▶ Given task: Repeat the listing exactly as given, omitting every image.

* START Provided records *

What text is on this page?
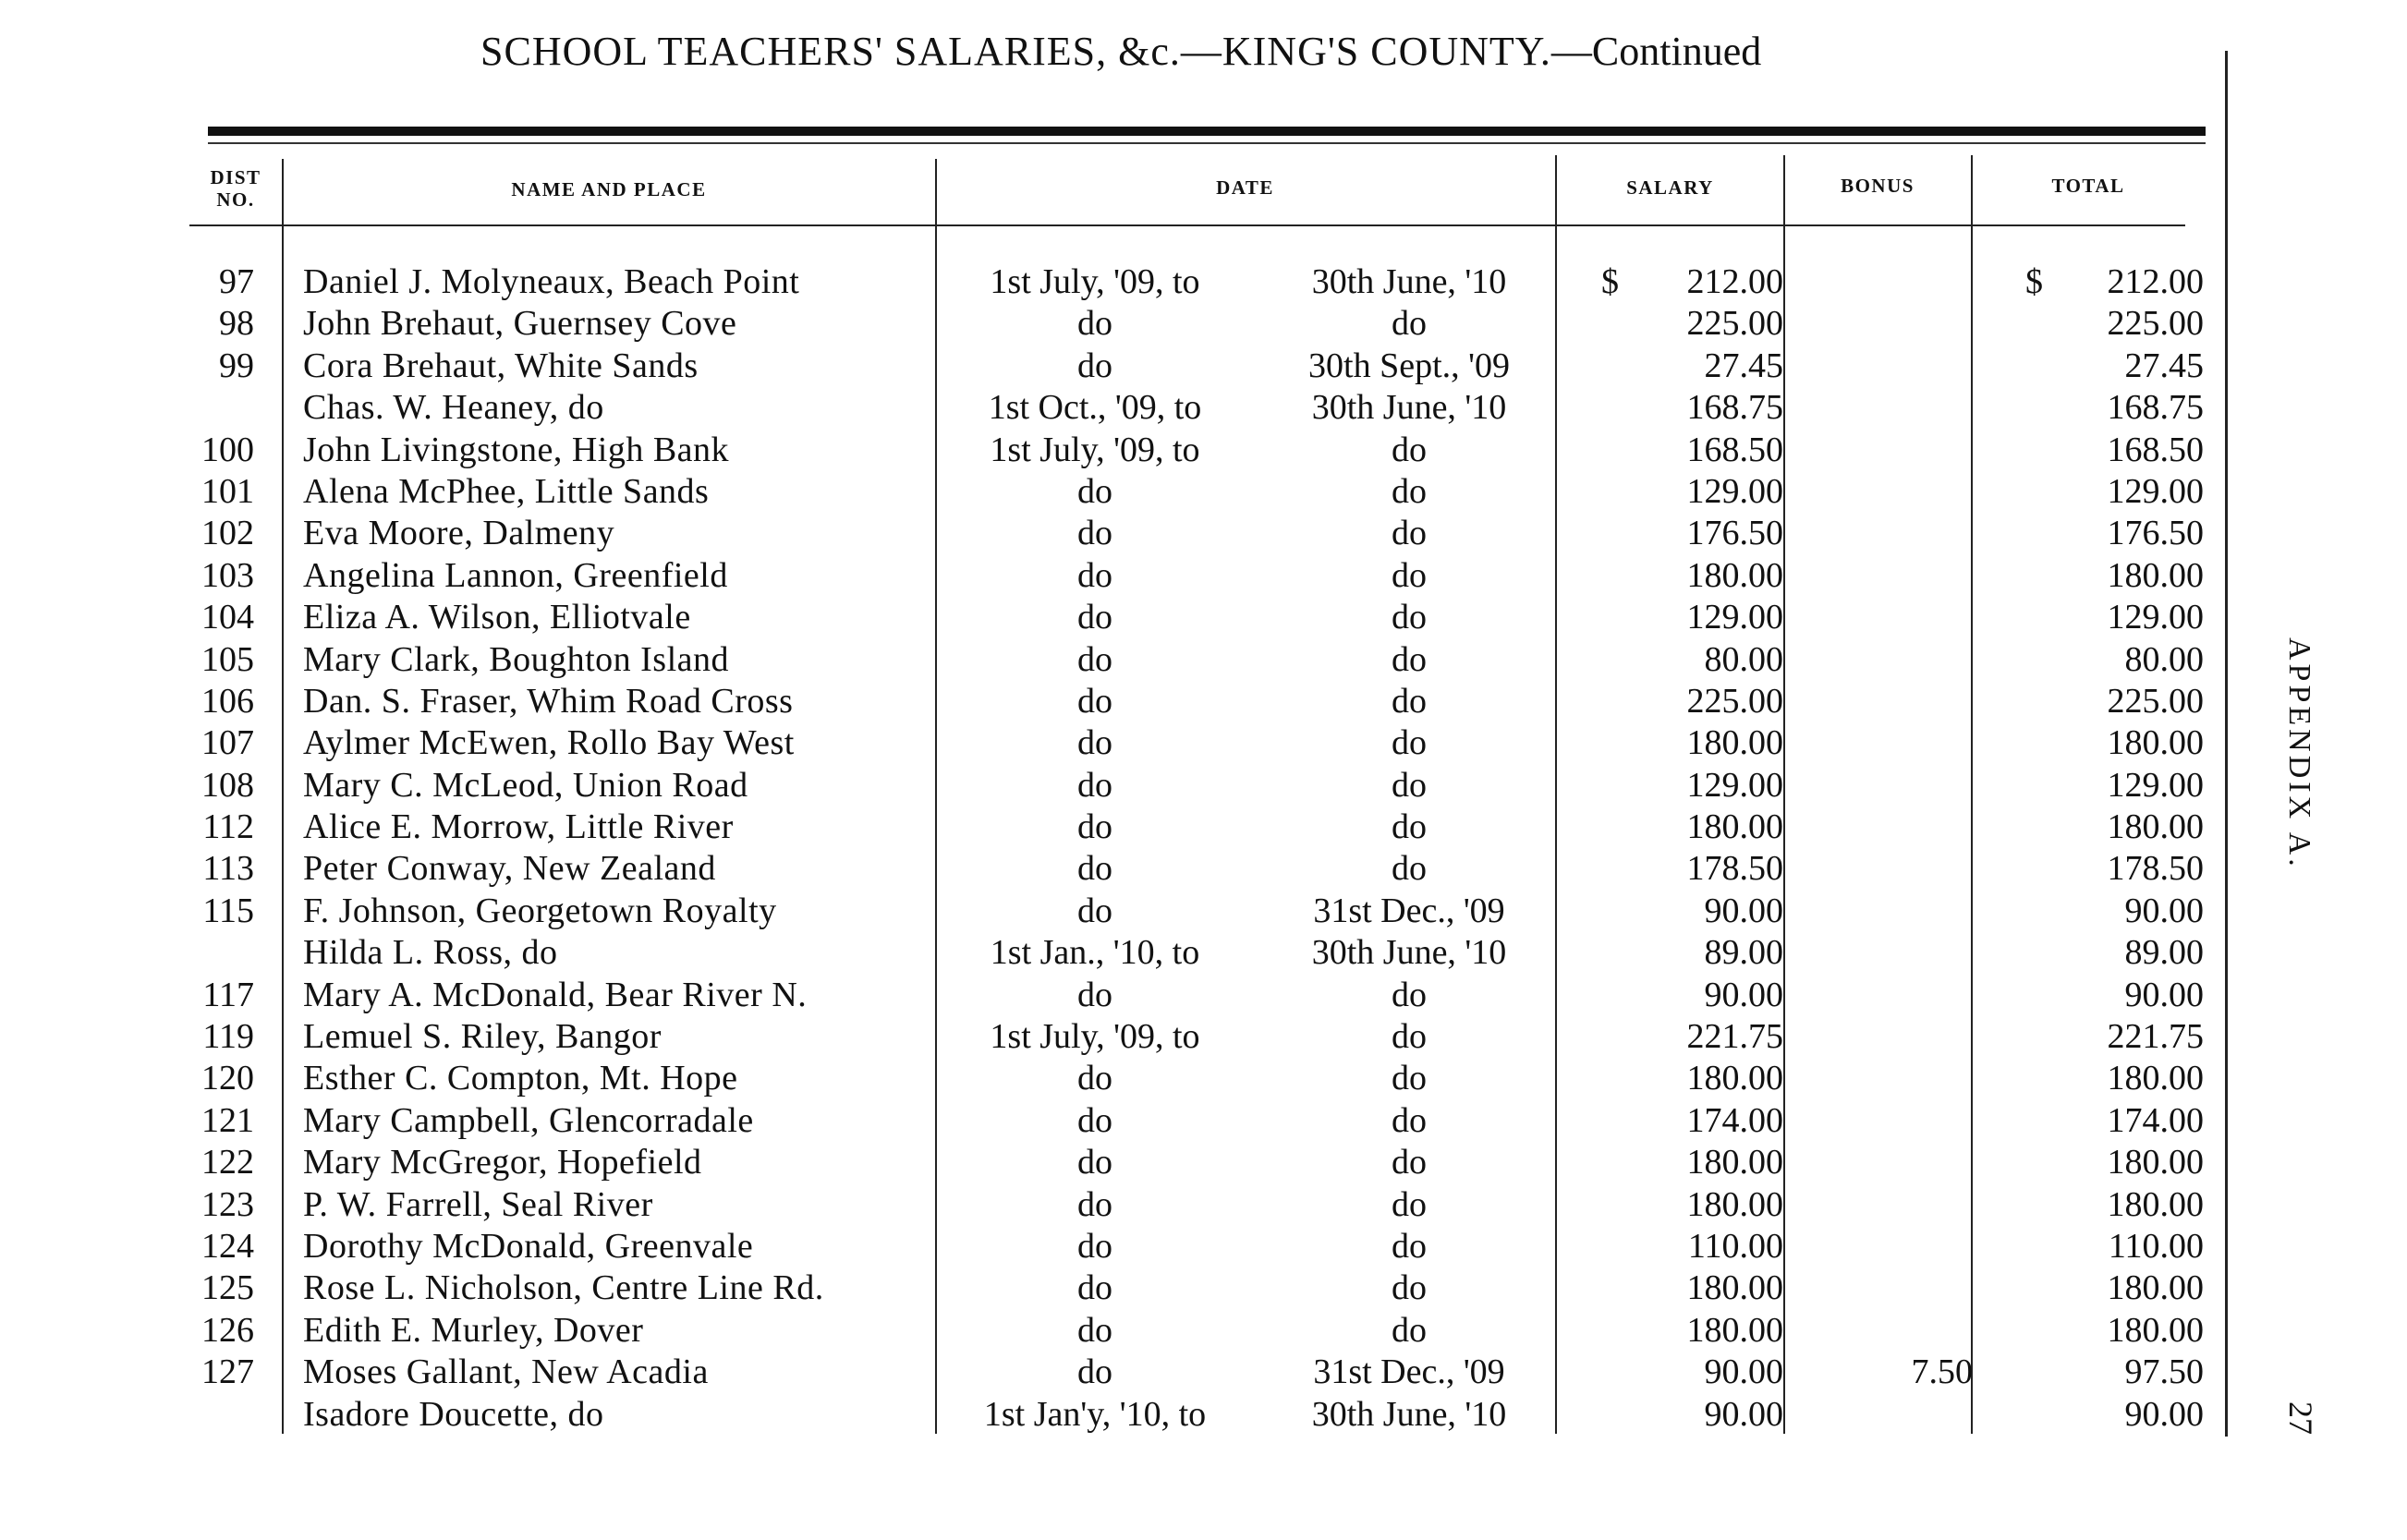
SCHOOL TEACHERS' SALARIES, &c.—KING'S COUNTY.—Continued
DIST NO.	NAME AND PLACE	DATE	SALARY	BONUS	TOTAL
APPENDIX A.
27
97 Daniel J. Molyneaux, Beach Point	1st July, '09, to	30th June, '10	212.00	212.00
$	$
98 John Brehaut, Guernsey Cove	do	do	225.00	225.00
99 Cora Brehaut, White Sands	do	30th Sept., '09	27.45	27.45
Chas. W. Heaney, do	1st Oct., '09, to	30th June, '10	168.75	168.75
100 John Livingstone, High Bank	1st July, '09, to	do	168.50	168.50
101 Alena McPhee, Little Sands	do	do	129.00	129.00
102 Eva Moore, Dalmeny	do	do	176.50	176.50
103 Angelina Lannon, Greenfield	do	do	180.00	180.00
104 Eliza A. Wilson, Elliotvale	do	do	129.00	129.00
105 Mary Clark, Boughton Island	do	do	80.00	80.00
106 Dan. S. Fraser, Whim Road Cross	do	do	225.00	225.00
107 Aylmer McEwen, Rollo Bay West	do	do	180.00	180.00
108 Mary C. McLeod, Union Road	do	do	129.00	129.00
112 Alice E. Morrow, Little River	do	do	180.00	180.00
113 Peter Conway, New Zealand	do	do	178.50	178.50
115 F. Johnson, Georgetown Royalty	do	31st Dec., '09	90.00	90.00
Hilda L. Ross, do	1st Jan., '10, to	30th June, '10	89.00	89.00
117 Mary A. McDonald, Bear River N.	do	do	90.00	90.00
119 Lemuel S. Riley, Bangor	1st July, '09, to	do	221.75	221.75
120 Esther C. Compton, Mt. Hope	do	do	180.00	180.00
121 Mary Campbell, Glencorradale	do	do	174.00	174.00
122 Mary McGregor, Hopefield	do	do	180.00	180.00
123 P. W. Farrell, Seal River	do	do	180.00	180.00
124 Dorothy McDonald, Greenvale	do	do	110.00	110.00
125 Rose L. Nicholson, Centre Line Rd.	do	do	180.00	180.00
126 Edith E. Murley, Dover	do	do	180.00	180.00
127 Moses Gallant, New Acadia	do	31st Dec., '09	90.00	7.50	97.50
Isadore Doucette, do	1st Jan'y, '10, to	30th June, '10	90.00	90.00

* END Provided records *

▶ Solution for this problem:
What text is on this page?
SCHOOL TEACHERS' SALARIES, &c.—KING'S COUNTY.—Continued
DIST NO.	NAME AND PLACE	DATE	SALARY	BONUS	TOTAL
APPENDIX A.
27
97 Daniel J. Molyneaux, Beach Point	1st July, '09, to	30th June, '10	212.00	212.00
$	$
98 John Brehaut, Guernsey Cove	do	do	225.00	225.00
99 Cora Brehaut, White Sands	do	30th Sept., '09	27.45	27.45
Chas. W. Heaney, do	1st Oct., '09, to	30th June, '10	168.75	168.75
100 John Livingstone, High Bank	1st July, '09, to	do	168.50	168.50
101 Alena McPhee, Little Sands	do	do	129.00	129.00
102 Eva Moore, Dalmeny	do	do	176.50	176.50
103 Angelina Lannon, Greenfield	do	do	180.00	180.00
104 Eliza A. Wilson, Elliotvale	do	do	129.00	129.00
105 Mary Clark, Boughton Island	do	do	80.00	80.00
106 Dan. S. Fraser, Whim Road Cross	do	do	225.00	225.00
107 Aylmer McEwen, Rollo Bay West	do	do	180.00	180.00
108 Mary C. McLeod, Union Road	do	do	129.00	129.00
112 Alice E. Morrow, Little River	do	do	180.00	180.00
113 Peter Conway, New Zealand	do	do	178.50	178.50
115 F. Johnson, Georgetown Royalty	do	31st Dec., '09	90.00	90.00
Hilda L. Ross, do	1st Jan., '10, to	30th June, '10	89.00	89.00
117 Mary A. McDonald, Bear River N.	do	do	90.00	90.00
119 Lemuel S. Riley, Bangor	1st July, '09, to	do	221.75	221.75
120 Esther C. Compton, Mt. Hope	do	do	180.00	180.00
121 Mary Campbell, Glencorradale	do	do	174.00	174.00
122 Mary McGregor, Hopefield	do	do	180.00	180.00
123 P. W. Farrell, Seal River	do	do	180.00	180.00
124 Dorothy McDonald, Greenvale	do	do	110.00	110.00
125 Rose L. Nicholson, Centre Line Rd.	do	do	180.00	180.00
126 Edith E. Murley, Dover	do	do	180.00	180.00
127 Moses Gallant, New Acadia	do	31st Dec., '09	90.00	7.50	97.50
Isadore Doucette, do	1st Jan'y, '10, to	30th June, '10	90.00	90.00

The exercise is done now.